Objective:
Restate the full listing word for word and leave the pictures out.
[start of Data]
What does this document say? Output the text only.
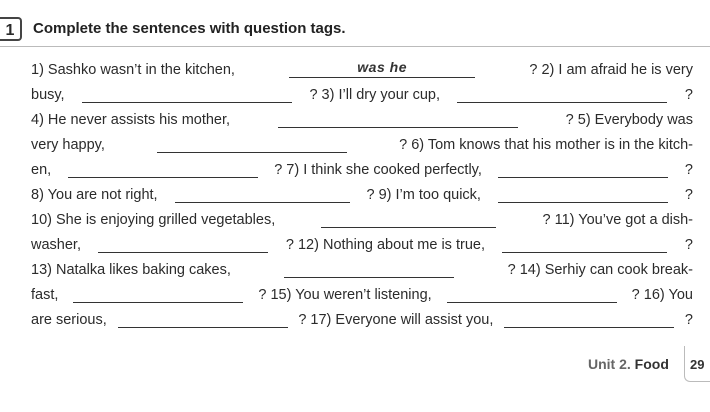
1	Complete the sentences with question tags.
1) Sashko wasn’t in the kitchen,	was he	? 2) I am afraid he is very
busy,	? 3) I’ll dry your cup,	?
4) He never assists his mother,	? 5) Everybody was
very happy,	? 6) Tom knows that his mother is in the kitch-
en,	? 7) I think she cooked perfectly,	?
8) You are not right,	? 9) I’m too quick,	?
10) She is enjoying grilled vegetables,	? 11) You’ve got a dish-
washer,	? 12) Nothing about me is true,	?
13) Natalka likes baking cakes,	? 14) Serhiy can cook break-
fast,	? 15) You weren’t listening,	? 16) You
are serious,	? 17) Everyone will assist you,	?
Unit 2. Food 29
[end of Data]
Answer to the exercise:
What does this document say? Output the text only.
1	Complete the sentences with question tags.
1) Sashko wasn’t in the kitchen,	was he	? 2) I am afraid he is very
busy,	? 3) I’ll dry your cup,	?
4) He never assists his mother,	? 5) Everybody was
very happy,	? 6) Tom knows that his mother is in the kitch-
en,	? 7) I think she cooked perfectly,	?
8) You are not right,	? 9) I’m too quick,	?
10) She is enjoying grilled vegetables,	? 11) You’ve got a dish-
washer,	? 12) Nothing about me is true,	?
13) Natalka likes baking cakes,	? 14) Serhiy can cook break-
fast,	? 15) You weren’t listening,	? 16) You
are serious,	? 17) Everyone will assist you,	?
Unit 2. Food 29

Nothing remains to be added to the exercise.